### WORK TO BE COMPLETED
Which lines hold the word "using"? Copy each one.

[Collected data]

— BEGIN —

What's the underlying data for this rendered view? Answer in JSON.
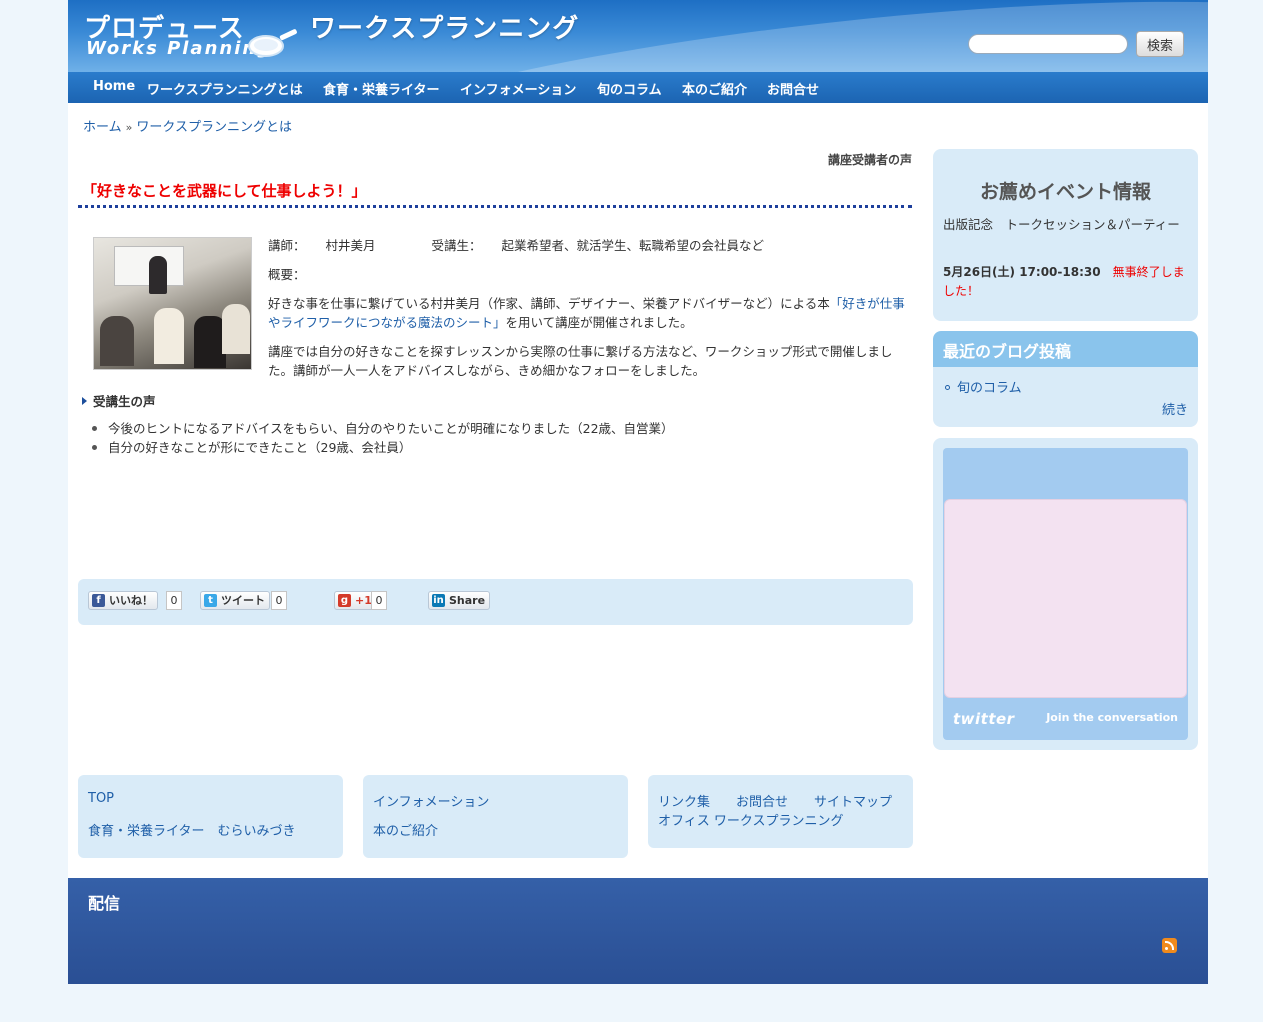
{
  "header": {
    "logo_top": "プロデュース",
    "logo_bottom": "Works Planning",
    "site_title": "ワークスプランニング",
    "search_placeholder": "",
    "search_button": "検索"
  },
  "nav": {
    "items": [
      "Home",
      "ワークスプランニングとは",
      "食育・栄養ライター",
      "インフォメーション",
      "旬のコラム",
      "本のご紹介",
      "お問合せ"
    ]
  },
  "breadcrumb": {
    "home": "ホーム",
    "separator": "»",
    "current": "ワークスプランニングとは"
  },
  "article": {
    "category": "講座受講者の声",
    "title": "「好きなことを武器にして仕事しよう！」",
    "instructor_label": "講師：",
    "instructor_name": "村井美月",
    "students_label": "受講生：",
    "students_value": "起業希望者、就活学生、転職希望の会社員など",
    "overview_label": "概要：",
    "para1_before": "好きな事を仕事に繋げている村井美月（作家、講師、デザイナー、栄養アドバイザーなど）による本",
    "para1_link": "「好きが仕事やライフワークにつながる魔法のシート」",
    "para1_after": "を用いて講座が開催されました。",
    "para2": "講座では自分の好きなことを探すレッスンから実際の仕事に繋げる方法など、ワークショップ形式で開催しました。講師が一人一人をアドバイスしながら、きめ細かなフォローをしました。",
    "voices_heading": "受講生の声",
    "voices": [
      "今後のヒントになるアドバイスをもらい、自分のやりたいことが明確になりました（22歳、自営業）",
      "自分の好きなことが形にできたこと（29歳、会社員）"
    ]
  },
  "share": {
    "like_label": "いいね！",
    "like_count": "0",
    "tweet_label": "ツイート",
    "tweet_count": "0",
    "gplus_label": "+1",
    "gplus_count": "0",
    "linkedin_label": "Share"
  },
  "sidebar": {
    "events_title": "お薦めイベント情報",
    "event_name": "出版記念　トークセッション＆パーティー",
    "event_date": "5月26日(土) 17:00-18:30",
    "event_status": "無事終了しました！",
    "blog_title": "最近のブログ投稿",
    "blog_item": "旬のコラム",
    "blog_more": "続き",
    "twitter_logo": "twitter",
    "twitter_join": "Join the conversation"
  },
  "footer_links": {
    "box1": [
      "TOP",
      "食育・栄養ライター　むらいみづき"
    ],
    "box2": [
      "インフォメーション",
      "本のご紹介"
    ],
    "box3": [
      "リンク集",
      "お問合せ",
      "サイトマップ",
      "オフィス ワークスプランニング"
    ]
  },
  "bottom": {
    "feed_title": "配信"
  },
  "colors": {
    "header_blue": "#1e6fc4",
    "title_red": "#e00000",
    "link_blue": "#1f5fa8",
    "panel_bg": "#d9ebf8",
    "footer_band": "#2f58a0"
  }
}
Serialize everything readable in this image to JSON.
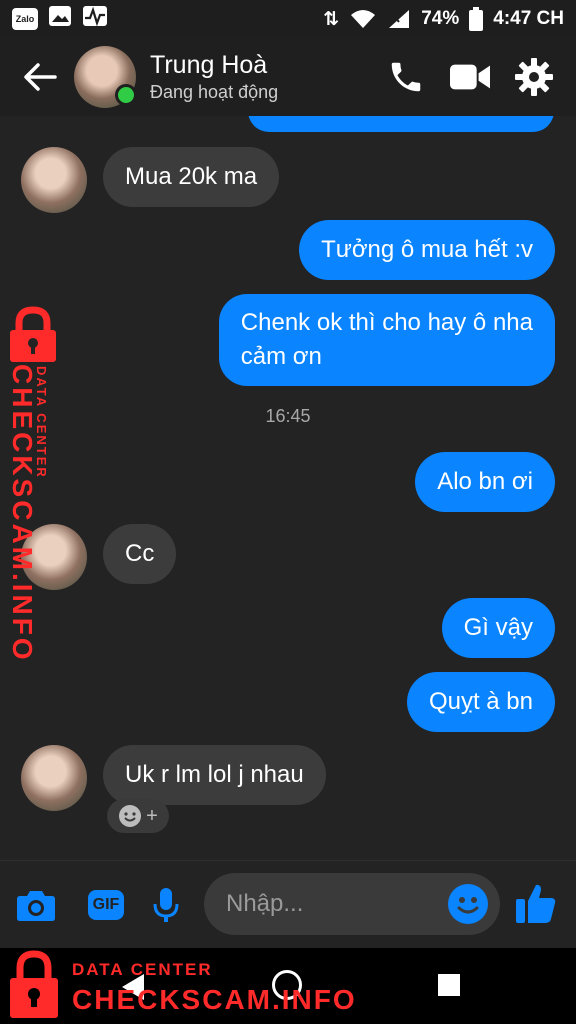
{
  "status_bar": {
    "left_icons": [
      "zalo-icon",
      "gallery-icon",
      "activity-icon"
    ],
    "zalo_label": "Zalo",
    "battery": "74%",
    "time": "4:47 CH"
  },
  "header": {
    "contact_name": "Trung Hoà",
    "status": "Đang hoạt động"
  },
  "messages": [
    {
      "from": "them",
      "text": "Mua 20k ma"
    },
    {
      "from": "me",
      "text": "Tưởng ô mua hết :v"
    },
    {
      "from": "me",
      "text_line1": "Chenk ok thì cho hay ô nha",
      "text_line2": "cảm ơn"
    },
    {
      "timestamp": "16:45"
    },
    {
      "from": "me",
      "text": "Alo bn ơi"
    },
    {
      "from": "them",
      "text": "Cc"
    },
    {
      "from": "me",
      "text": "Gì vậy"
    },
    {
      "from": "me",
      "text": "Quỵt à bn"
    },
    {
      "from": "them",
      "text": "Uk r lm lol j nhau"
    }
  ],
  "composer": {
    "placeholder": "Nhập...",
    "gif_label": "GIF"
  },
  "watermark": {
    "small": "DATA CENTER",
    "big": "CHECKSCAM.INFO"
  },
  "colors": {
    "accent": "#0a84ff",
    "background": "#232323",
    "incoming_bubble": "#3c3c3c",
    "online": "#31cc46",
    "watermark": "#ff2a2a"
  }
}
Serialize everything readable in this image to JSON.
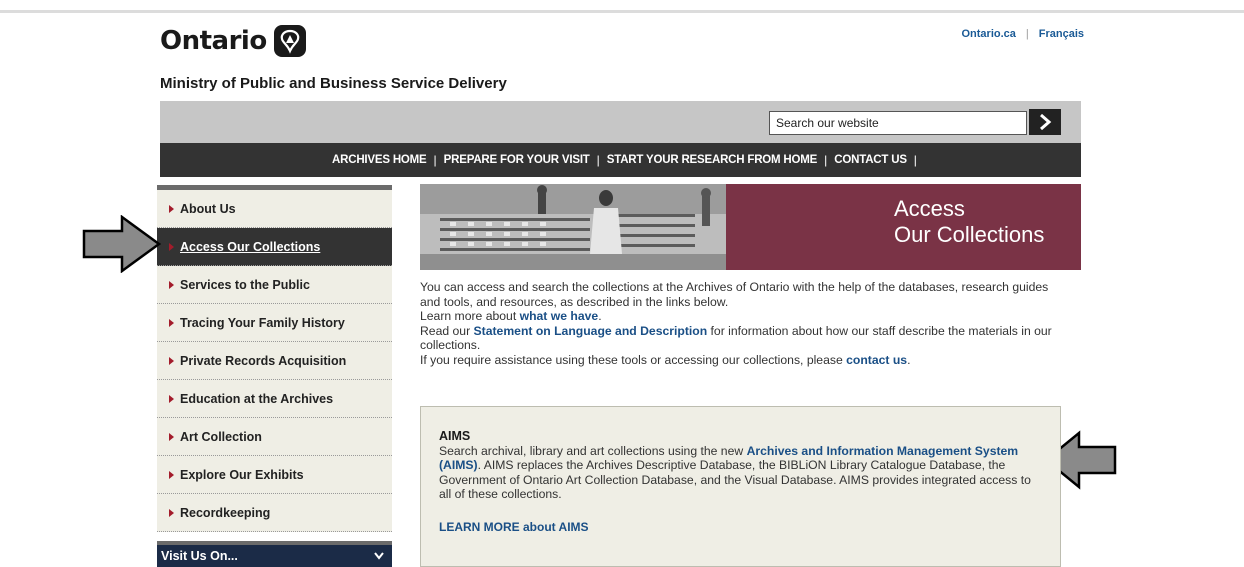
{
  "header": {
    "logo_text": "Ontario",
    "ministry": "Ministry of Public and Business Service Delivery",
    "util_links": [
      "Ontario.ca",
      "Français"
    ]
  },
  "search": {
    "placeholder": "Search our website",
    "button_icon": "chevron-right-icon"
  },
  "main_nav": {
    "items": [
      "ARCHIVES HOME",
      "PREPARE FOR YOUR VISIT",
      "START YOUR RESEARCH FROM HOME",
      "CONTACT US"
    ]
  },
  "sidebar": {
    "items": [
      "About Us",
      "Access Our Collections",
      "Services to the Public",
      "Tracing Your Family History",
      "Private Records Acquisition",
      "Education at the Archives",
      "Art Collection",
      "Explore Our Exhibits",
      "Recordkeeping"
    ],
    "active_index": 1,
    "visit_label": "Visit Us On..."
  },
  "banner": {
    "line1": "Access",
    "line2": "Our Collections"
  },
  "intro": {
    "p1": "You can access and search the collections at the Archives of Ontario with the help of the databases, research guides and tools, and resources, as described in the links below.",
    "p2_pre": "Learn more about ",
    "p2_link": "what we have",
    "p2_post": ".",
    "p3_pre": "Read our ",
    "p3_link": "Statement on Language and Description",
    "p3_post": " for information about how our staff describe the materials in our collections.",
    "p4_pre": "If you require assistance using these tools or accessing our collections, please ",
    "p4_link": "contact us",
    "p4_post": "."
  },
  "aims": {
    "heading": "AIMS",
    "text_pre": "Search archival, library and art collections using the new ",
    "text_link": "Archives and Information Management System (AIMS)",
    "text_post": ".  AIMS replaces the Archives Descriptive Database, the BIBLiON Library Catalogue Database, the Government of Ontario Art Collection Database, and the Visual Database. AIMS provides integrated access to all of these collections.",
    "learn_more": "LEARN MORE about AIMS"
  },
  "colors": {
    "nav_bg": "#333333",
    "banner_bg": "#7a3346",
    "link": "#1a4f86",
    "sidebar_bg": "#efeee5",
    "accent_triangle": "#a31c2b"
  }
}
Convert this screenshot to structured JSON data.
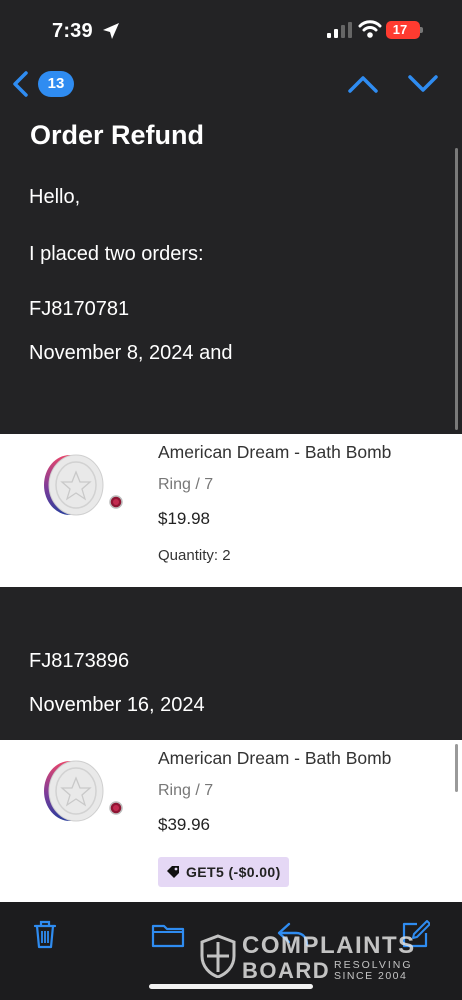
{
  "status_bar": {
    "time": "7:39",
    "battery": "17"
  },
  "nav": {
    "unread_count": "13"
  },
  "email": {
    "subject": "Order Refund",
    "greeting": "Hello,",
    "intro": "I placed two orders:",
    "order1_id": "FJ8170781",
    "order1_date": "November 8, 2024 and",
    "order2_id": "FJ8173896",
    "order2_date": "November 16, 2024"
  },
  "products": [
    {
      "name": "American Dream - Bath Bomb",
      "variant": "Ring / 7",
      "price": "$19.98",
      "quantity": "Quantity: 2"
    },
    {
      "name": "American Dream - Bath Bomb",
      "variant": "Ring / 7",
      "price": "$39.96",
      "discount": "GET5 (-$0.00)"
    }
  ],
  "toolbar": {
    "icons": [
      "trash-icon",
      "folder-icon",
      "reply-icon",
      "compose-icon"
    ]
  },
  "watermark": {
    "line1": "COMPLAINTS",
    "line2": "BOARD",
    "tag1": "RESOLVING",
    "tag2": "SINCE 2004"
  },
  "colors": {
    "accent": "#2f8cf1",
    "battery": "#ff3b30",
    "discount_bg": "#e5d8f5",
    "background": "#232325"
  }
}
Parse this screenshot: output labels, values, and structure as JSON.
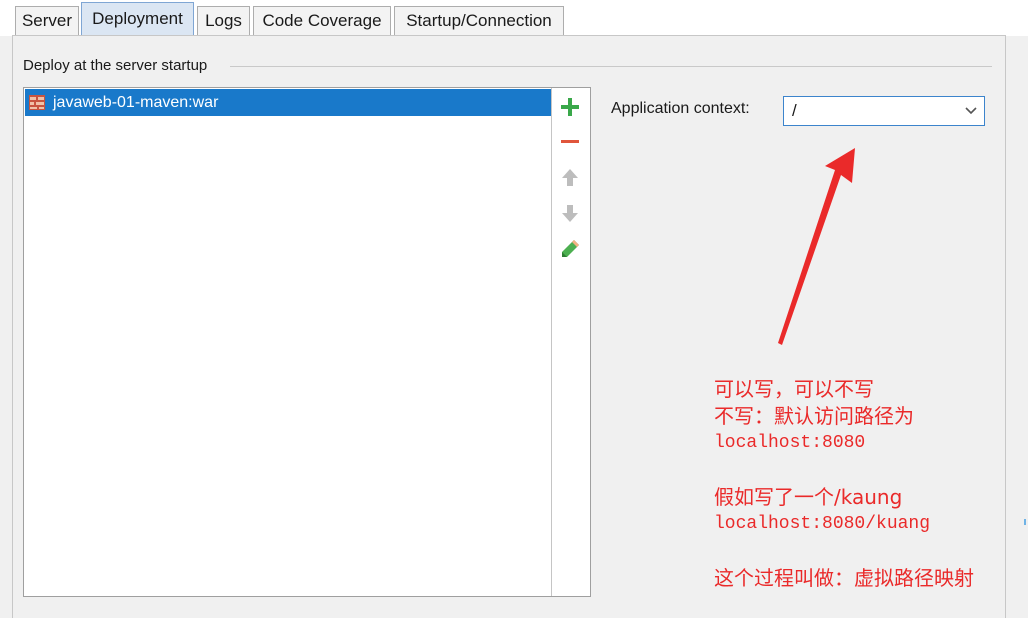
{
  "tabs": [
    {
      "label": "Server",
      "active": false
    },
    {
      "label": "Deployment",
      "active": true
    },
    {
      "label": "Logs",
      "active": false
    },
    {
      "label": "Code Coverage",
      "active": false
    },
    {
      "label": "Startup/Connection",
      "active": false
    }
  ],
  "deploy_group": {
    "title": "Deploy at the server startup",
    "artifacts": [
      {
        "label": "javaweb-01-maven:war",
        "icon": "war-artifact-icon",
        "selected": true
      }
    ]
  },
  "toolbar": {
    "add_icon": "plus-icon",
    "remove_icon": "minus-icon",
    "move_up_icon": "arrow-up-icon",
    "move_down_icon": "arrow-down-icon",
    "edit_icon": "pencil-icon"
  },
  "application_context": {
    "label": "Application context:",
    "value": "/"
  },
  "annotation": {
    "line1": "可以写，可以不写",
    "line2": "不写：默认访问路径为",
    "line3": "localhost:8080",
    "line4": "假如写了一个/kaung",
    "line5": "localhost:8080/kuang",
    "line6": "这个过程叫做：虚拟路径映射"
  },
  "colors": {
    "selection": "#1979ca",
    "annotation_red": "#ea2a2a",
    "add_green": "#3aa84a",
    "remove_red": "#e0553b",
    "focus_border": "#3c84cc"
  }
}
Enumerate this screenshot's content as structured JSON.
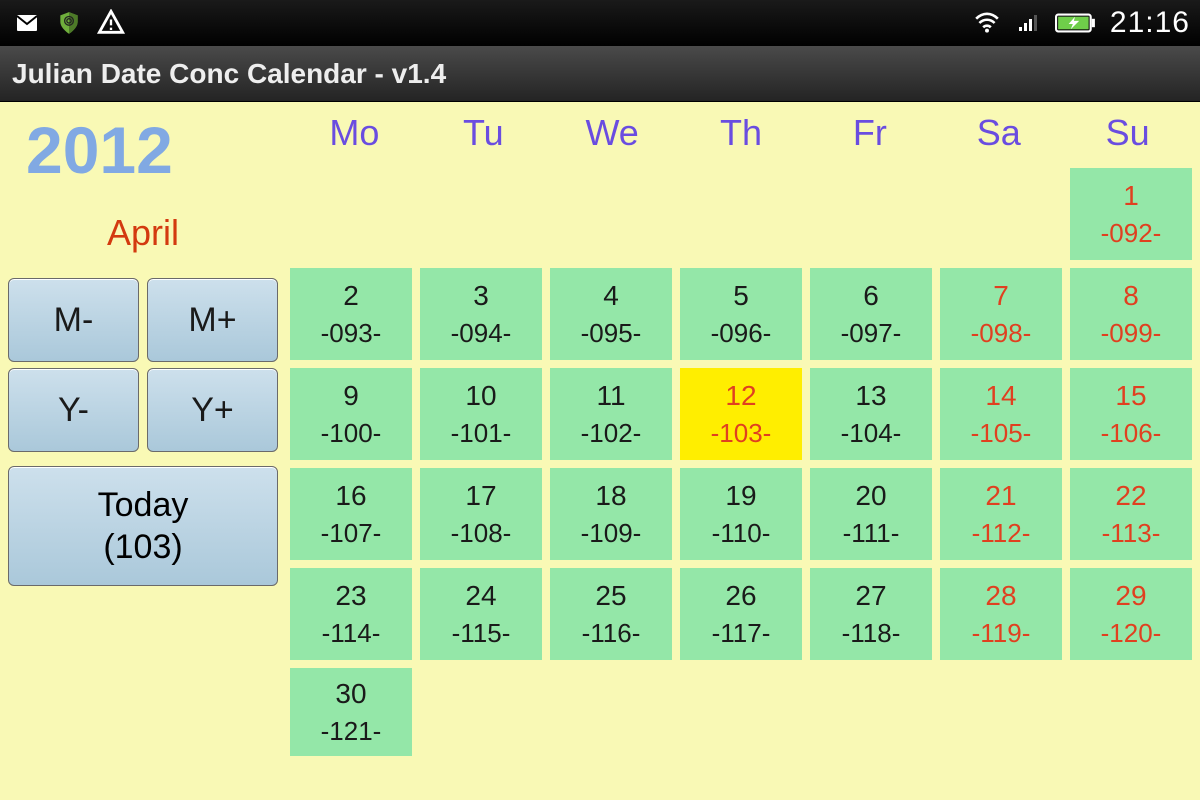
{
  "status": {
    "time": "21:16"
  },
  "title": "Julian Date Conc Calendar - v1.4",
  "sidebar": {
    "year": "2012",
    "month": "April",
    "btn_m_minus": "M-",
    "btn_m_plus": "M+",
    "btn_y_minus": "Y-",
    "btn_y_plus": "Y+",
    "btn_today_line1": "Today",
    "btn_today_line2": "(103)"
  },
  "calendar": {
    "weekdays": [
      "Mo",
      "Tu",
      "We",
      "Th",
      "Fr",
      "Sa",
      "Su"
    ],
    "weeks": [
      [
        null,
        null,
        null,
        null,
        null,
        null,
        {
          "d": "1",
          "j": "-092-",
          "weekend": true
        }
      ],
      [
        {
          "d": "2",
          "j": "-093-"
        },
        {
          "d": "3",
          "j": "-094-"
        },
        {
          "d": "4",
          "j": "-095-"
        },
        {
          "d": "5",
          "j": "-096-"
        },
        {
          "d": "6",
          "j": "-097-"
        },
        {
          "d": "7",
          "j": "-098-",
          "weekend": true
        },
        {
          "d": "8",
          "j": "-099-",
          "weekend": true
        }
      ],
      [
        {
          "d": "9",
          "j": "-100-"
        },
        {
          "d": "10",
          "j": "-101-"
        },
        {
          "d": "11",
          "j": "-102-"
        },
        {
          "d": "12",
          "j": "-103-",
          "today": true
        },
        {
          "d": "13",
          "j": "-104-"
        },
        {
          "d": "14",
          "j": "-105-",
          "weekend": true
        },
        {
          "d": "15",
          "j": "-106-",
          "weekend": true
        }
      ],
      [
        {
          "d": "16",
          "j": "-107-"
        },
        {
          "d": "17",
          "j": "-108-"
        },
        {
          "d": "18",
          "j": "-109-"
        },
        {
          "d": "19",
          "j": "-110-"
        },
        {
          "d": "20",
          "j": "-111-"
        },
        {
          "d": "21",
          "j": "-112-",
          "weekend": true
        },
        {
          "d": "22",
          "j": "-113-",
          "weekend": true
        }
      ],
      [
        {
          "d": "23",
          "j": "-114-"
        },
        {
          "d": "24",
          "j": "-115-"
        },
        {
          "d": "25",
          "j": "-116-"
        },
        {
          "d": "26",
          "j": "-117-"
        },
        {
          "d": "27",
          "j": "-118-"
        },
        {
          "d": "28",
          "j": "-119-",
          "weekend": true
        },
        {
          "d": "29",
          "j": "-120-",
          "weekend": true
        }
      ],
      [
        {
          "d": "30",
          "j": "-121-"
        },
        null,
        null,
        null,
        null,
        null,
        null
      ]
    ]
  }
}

— END —

### WORKED SOLUTION
    "p4_pre": "If you require assistance using these tools or accessing our collections, please ",
    "text_pre": "Search archival, library and art collections using the new ",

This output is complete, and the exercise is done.